Lines containing the word "Gate" are the ones to copy from the records below.

* START *

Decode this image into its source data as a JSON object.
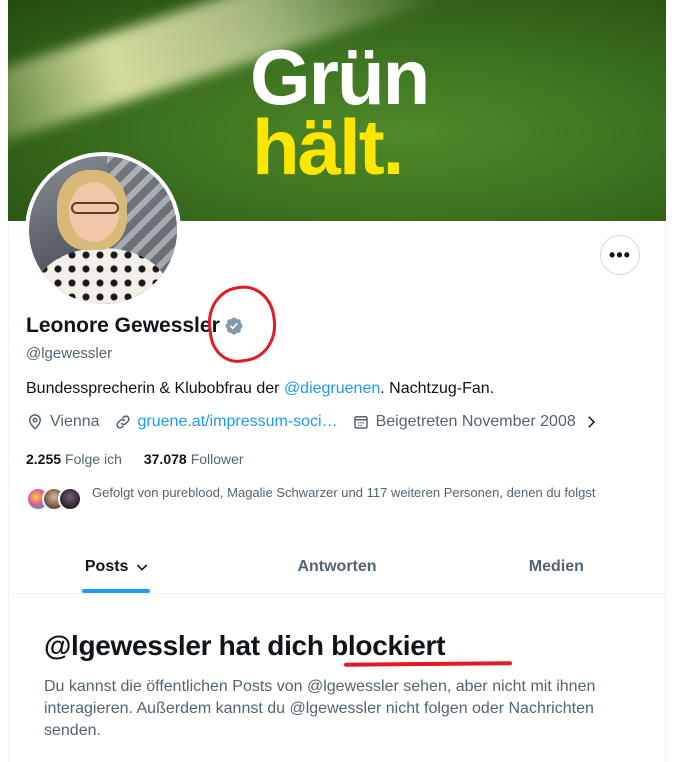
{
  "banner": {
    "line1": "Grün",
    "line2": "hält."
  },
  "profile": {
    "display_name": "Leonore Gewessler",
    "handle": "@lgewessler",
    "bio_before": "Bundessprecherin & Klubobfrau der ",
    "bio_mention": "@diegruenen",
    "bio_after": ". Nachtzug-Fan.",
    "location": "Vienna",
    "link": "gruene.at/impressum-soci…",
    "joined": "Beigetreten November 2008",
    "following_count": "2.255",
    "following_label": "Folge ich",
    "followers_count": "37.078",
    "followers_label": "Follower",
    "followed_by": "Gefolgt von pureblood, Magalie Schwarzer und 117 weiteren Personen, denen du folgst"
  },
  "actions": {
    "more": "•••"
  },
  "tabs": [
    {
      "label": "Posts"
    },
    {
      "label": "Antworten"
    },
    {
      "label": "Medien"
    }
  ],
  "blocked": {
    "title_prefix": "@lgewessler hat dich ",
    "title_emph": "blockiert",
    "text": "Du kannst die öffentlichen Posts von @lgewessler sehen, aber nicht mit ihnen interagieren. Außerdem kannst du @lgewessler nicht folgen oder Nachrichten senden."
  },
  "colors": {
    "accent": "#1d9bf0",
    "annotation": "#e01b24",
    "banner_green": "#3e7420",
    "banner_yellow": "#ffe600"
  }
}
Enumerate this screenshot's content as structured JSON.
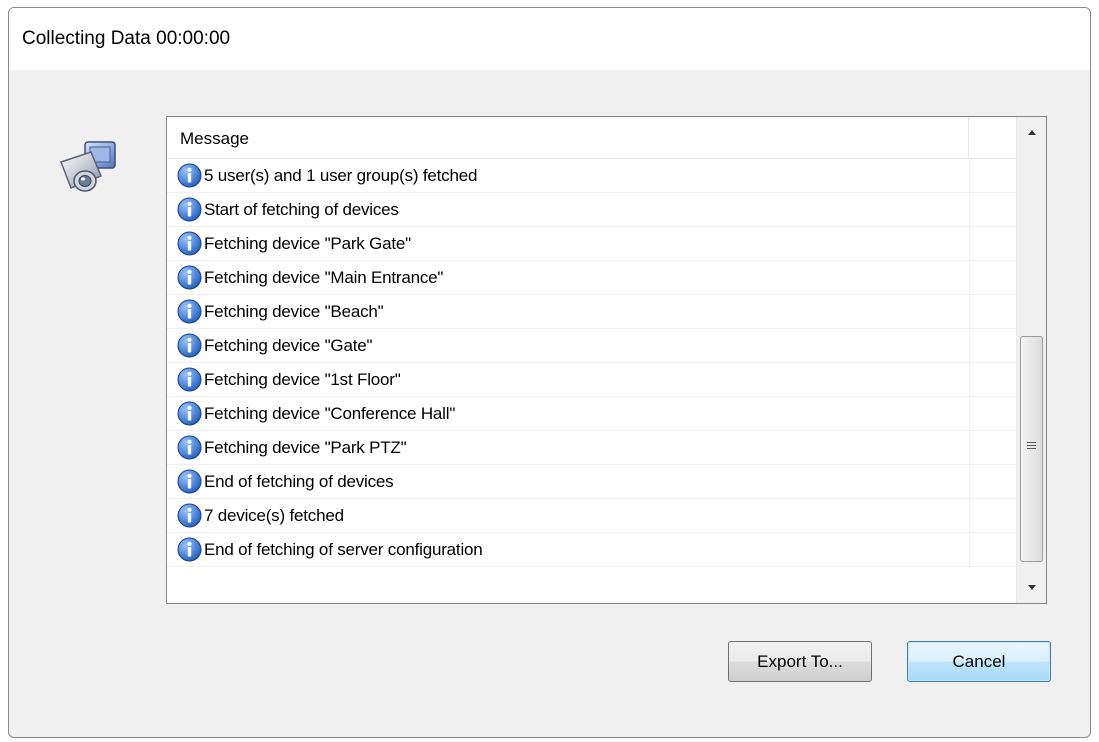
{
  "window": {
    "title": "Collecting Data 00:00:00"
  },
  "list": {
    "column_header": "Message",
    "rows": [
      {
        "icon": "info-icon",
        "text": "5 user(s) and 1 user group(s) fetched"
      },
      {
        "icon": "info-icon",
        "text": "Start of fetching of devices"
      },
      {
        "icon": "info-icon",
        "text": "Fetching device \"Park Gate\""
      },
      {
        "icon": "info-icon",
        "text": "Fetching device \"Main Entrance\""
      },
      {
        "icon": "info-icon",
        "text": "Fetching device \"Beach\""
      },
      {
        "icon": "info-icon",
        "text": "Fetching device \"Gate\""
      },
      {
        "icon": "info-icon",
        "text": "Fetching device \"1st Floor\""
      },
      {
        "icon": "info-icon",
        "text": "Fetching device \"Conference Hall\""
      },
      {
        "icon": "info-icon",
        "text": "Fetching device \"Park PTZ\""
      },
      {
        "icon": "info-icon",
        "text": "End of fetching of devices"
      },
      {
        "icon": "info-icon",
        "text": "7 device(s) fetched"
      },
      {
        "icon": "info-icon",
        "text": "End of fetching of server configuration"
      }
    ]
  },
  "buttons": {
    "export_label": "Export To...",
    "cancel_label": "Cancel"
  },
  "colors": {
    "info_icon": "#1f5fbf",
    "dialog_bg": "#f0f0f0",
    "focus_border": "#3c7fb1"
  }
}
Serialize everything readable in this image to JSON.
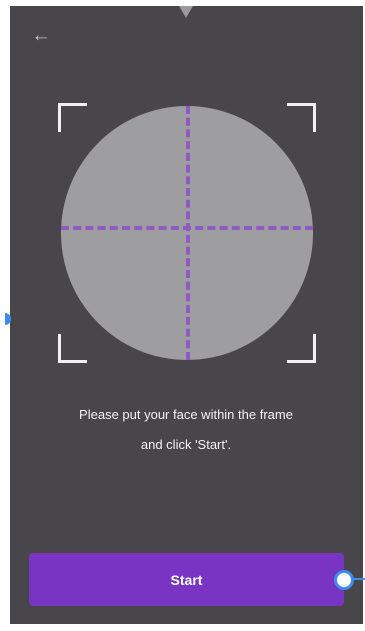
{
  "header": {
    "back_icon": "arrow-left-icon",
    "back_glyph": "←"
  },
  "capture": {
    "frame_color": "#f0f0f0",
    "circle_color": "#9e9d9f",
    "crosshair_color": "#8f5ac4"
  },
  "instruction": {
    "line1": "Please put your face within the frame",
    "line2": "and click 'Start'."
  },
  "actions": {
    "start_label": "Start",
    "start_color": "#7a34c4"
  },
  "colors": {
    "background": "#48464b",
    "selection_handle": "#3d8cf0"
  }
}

* END *

## TASK RESPONSE
        "text": "Fetching device \"Park Gate\""
        "text": "Fetching device \"Gate\""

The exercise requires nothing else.